_DATASET EXCERPTS:_

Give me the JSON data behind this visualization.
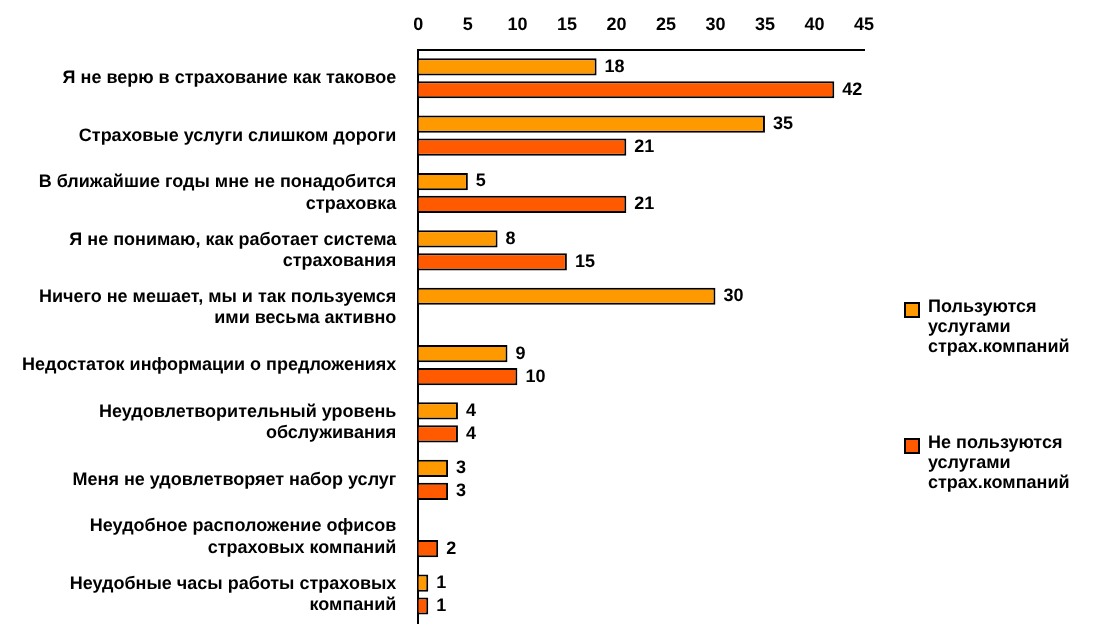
{
  "chart_data": {
    "type": "bar",
    "orientation": "horizontal",
    "categories": [
      "Я не верю в страхование как таковое",
      "Страховые услуги слишком дороги",
      "В ближайшие годы мне не понадобится страховка",
      "Я не понимаю, как работает система страхования",
      "Ничего не мешает, мы и так пользуемся ими весьма активно",
      "Недостаток информации о предложениях",
      "Неудовлетворительный уровень обслуживания",
      "Меня не удовлетворяет набор услуг",
      "Неудобное расположение офисов страховых компаний",
      "Неудобные часы работы страховых компаний"
    ],
    "series": [
      {
        "name": "Пользуются услугами страх.компаний",
        "color": "#ff9900",
        "values": [
          18,
          35,
          5,
          8,
          30,
          9,
          4,
          3,
          null,
          1
        ]
      },
      {
        "name": "Не пользуются услугами страх.компаний",
        "color": "#ff5a00",
        "values": [
          42,
          21,
          21,
          15,
          null,
          10,
          4,
          3,
          2,
          1
        ]
      }
    ],
    "xlim": [
      0,
      45
    ],
    "xticks": [
      0,
      5,
      10,
      15,
      20,
      25,
      30,
      35,
      40,
      45
    ],
    "grid": false,
    "legend": "right",
    "data_labels": true
  }
}
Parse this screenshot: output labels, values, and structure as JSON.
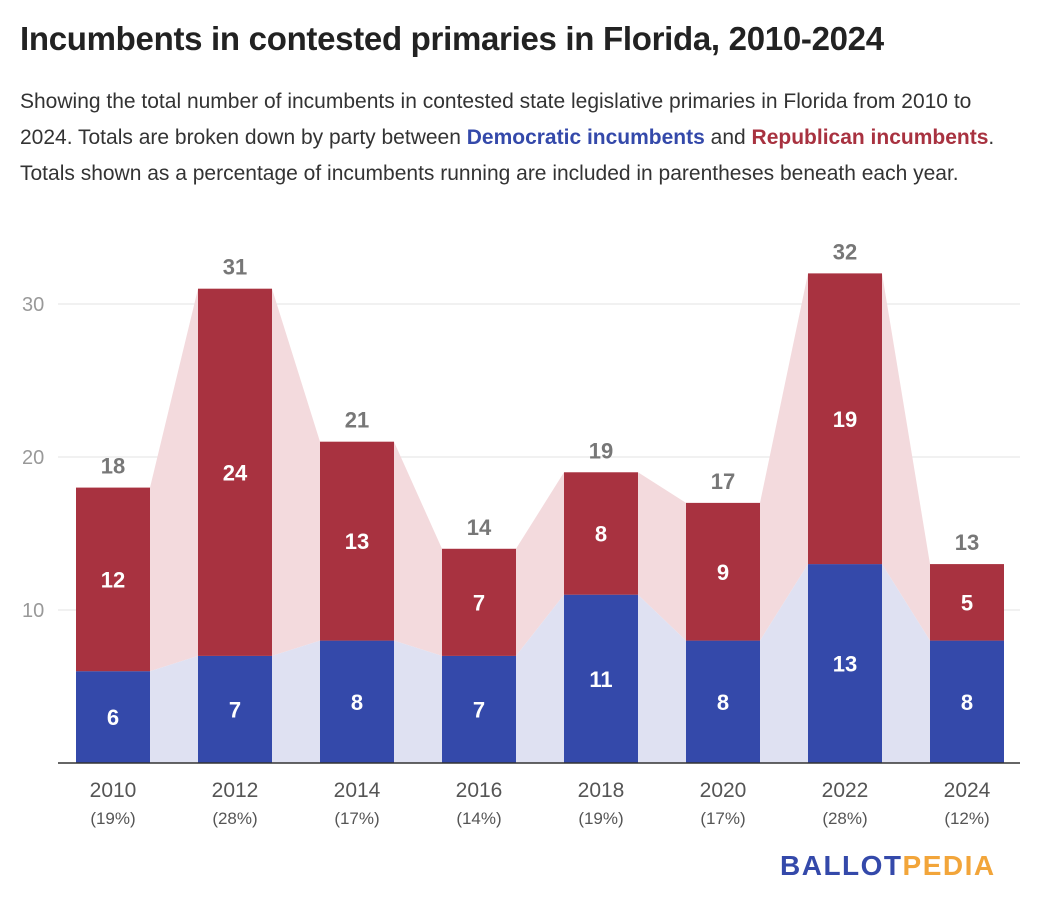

_DIRECTIONS FOR THIS TASK:_ Only a number is wanted: how many lines of the material include the word "JSON".

_RESULT OF THE TASK:_ 2